GIVEN REQUEST: Look through the lines below and extract any with the word "skrine".

EXERCISE MATERIALS:
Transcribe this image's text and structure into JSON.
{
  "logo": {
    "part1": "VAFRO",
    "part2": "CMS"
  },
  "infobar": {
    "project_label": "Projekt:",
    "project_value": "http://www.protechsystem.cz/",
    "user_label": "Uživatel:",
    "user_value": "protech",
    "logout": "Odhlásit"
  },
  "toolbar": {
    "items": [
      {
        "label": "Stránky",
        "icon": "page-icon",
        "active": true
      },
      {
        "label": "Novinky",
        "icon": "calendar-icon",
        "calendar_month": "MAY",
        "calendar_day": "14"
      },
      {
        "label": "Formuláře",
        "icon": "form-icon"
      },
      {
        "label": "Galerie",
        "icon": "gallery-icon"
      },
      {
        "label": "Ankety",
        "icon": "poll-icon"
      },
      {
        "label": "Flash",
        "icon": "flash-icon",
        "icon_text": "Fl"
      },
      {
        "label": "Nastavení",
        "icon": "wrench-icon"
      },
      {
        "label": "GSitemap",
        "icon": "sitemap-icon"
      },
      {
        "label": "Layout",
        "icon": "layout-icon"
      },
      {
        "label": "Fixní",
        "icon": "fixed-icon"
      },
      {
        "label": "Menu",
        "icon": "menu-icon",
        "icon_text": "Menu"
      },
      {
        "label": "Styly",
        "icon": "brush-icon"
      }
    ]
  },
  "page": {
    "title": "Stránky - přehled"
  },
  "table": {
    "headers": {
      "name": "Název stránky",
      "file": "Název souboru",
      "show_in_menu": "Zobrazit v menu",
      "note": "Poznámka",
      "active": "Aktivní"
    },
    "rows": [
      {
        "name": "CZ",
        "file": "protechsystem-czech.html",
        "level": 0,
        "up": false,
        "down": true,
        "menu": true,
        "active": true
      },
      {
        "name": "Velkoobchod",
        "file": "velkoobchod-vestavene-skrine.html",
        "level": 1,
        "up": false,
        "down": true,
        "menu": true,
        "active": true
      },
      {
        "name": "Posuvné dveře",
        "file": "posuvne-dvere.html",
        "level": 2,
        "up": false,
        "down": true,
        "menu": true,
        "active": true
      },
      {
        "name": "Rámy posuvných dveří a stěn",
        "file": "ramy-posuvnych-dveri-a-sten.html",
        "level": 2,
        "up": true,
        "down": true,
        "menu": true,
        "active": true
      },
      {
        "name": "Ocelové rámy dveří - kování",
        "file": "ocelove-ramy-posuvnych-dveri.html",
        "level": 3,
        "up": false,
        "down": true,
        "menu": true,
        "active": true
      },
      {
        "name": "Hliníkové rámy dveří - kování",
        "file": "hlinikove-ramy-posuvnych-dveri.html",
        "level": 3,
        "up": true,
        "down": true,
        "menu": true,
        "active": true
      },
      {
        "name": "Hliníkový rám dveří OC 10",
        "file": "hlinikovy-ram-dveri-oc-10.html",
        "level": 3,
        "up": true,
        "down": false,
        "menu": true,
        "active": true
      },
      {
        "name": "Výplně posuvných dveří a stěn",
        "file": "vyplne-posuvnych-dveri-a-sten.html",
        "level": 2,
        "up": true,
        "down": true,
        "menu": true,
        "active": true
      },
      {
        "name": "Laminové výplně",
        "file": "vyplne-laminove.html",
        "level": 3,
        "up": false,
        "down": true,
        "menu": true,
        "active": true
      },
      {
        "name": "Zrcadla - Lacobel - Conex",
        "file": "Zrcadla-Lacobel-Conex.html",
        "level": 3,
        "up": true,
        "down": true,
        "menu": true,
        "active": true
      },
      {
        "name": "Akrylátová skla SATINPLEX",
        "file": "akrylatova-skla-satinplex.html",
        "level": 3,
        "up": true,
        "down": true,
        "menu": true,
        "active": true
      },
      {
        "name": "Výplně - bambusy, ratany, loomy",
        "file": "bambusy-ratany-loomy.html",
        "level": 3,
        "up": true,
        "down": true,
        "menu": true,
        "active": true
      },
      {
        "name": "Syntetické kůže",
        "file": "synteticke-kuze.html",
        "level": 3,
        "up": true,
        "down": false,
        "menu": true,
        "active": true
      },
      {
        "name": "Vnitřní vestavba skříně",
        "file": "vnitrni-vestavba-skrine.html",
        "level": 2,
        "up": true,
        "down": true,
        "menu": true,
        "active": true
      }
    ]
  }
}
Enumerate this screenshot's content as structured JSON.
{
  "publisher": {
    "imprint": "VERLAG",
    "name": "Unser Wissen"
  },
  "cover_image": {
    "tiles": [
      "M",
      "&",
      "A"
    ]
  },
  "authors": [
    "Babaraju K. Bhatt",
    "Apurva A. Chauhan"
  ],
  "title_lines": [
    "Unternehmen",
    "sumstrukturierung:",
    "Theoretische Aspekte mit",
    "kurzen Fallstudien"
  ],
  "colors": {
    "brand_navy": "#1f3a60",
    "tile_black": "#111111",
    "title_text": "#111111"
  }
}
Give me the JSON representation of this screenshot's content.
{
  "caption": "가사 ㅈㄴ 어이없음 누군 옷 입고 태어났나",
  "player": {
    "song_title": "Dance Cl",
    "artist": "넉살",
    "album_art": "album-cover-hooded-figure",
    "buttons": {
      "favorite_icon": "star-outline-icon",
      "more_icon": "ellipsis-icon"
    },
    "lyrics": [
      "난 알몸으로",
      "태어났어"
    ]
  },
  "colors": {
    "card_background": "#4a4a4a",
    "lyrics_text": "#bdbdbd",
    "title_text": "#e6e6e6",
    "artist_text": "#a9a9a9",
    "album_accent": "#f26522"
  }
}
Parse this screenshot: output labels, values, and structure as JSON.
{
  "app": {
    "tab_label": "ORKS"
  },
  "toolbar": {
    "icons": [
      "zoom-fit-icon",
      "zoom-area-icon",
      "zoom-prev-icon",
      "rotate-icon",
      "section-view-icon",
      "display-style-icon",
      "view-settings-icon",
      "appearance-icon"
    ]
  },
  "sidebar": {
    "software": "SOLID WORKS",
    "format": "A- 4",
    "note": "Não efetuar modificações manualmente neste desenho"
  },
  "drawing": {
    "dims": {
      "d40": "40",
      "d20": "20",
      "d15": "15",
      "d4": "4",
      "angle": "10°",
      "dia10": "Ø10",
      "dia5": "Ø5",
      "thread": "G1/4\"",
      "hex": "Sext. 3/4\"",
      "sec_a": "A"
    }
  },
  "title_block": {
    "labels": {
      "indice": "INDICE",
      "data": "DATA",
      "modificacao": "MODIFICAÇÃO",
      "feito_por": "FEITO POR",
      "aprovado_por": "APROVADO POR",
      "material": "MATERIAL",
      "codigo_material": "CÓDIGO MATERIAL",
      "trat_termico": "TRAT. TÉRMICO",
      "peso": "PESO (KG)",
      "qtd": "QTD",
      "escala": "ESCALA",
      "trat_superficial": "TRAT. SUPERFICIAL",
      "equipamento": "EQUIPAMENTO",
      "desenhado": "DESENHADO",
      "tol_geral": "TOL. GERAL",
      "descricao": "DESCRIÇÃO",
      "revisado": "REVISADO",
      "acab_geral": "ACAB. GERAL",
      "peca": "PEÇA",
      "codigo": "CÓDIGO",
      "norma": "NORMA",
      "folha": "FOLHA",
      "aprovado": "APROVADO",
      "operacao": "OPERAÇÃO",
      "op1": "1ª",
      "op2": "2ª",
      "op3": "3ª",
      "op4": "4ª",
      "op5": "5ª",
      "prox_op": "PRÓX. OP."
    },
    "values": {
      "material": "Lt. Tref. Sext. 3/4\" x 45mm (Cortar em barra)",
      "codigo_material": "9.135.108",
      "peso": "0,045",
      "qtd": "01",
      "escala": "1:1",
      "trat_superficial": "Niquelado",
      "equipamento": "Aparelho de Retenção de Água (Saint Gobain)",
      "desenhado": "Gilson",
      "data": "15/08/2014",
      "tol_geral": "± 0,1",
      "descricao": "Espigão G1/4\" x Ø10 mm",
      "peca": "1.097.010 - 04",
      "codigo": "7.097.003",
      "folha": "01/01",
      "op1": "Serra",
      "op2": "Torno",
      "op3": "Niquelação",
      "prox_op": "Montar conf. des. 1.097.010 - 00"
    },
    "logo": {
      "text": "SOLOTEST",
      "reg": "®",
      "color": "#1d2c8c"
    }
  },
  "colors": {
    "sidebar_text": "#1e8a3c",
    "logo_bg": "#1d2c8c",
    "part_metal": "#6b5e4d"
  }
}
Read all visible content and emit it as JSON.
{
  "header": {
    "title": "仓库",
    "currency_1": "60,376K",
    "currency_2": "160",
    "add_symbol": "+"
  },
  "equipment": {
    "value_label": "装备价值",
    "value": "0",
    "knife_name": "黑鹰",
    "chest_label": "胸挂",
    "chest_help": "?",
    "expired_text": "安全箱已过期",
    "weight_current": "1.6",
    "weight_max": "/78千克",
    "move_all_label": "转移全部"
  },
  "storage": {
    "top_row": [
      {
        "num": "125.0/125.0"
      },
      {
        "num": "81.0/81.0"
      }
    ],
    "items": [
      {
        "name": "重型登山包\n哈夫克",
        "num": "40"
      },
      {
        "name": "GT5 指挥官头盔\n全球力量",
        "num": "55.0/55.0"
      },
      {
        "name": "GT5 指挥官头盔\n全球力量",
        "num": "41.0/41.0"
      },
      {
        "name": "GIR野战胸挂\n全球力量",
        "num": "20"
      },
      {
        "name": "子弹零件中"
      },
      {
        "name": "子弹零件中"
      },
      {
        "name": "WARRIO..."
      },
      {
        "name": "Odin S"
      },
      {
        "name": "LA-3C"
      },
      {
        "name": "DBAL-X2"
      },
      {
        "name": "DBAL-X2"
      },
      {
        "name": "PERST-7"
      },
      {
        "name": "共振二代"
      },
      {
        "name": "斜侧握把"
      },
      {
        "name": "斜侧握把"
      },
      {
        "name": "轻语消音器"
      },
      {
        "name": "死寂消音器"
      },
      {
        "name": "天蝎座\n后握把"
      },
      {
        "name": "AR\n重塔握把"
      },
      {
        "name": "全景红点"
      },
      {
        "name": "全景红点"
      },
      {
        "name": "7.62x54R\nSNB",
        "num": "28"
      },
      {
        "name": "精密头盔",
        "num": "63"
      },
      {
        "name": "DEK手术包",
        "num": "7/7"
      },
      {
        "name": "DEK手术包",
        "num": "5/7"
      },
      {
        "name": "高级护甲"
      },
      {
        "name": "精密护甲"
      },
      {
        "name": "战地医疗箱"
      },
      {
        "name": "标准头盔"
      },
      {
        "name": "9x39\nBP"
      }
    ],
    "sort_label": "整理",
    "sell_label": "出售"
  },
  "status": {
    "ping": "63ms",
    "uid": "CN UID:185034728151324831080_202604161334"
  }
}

THE RESPONSE:
        "file": "velkoobchod-vestavene-skrine.html",
        "file": "vnitrni-vestavba-skrine.html",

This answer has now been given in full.